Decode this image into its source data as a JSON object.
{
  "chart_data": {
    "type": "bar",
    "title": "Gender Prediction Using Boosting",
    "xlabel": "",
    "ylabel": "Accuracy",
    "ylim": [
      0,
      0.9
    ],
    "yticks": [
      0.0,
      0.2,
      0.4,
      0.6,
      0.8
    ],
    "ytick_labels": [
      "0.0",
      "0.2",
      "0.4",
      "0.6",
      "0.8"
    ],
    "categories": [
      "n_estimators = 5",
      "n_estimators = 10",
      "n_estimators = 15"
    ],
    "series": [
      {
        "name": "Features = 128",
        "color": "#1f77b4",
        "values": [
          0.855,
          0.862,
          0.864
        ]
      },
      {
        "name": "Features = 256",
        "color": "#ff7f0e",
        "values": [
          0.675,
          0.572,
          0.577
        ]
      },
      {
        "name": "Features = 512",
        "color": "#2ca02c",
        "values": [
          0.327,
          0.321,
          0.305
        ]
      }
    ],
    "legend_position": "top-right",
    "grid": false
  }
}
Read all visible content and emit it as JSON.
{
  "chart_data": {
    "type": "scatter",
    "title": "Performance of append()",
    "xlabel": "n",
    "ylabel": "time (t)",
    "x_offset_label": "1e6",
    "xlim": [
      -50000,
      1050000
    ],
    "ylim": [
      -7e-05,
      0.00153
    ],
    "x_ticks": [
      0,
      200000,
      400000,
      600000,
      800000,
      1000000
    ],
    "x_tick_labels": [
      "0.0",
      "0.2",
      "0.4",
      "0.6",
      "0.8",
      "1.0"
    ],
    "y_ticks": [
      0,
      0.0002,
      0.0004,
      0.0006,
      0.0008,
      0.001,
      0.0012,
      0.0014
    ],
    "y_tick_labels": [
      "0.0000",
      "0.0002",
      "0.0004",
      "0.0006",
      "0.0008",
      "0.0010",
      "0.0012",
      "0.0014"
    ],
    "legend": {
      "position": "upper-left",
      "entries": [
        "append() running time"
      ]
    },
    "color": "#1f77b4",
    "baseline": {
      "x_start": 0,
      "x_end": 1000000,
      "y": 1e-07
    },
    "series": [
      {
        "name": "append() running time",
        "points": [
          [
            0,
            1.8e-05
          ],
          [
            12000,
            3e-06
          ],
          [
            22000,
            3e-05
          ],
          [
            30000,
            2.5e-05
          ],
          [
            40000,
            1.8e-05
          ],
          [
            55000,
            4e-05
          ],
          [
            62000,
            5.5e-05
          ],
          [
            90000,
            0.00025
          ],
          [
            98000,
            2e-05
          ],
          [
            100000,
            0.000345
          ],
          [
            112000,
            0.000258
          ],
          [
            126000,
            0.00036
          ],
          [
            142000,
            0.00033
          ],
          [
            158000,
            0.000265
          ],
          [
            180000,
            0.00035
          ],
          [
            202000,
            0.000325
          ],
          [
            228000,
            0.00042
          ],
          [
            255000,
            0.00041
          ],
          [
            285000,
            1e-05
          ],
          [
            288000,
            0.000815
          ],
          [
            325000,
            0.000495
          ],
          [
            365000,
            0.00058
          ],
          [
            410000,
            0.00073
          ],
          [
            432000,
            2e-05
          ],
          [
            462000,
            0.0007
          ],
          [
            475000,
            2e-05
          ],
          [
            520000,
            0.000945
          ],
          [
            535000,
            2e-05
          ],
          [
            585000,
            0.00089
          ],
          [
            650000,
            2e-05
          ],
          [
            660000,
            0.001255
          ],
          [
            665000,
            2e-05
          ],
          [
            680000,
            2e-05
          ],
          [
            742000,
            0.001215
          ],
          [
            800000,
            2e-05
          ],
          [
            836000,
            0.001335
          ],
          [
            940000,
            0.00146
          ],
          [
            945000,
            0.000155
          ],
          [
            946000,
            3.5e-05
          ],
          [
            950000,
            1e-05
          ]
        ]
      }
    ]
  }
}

* * *

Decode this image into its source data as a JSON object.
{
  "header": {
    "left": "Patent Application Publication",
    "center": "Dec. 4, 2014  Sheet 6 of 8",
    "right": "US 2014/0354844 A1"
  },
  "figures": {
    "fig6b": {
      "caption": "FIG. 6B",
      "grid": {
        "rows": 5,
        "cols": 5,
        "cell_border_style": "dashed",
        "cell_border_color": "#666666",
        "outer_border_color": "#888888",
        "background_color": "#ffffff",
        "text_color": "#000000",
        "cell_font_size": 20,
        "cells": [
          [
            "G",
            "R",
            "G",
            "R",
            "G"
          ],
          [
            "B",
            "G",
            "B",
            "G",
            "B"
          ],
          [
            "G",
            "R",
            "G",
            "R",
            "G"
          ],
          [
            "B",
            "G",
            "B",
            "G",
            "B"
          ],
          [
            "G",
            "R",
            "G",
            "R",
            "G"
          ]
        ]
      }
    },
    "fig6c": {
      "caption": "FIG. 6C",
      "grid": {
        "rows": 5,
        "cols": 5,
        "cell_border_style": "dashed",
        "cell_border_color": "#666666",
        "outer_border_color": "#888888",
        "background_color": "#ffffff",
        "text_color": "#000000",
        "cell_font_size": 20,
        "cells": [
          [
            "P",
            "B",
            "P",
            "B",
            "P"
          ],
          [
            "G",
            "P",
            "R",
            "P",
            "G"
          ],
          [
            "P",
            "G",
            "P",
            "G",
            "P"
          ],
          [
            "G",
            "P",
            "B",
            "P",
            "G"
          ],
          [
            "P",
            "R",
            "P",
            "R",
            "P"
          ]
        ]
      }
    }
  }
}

Your objective: Pick every line with "left" in it and copy it.

Result:
      "position": "upper-left",
    "left": "Patent Application Publication",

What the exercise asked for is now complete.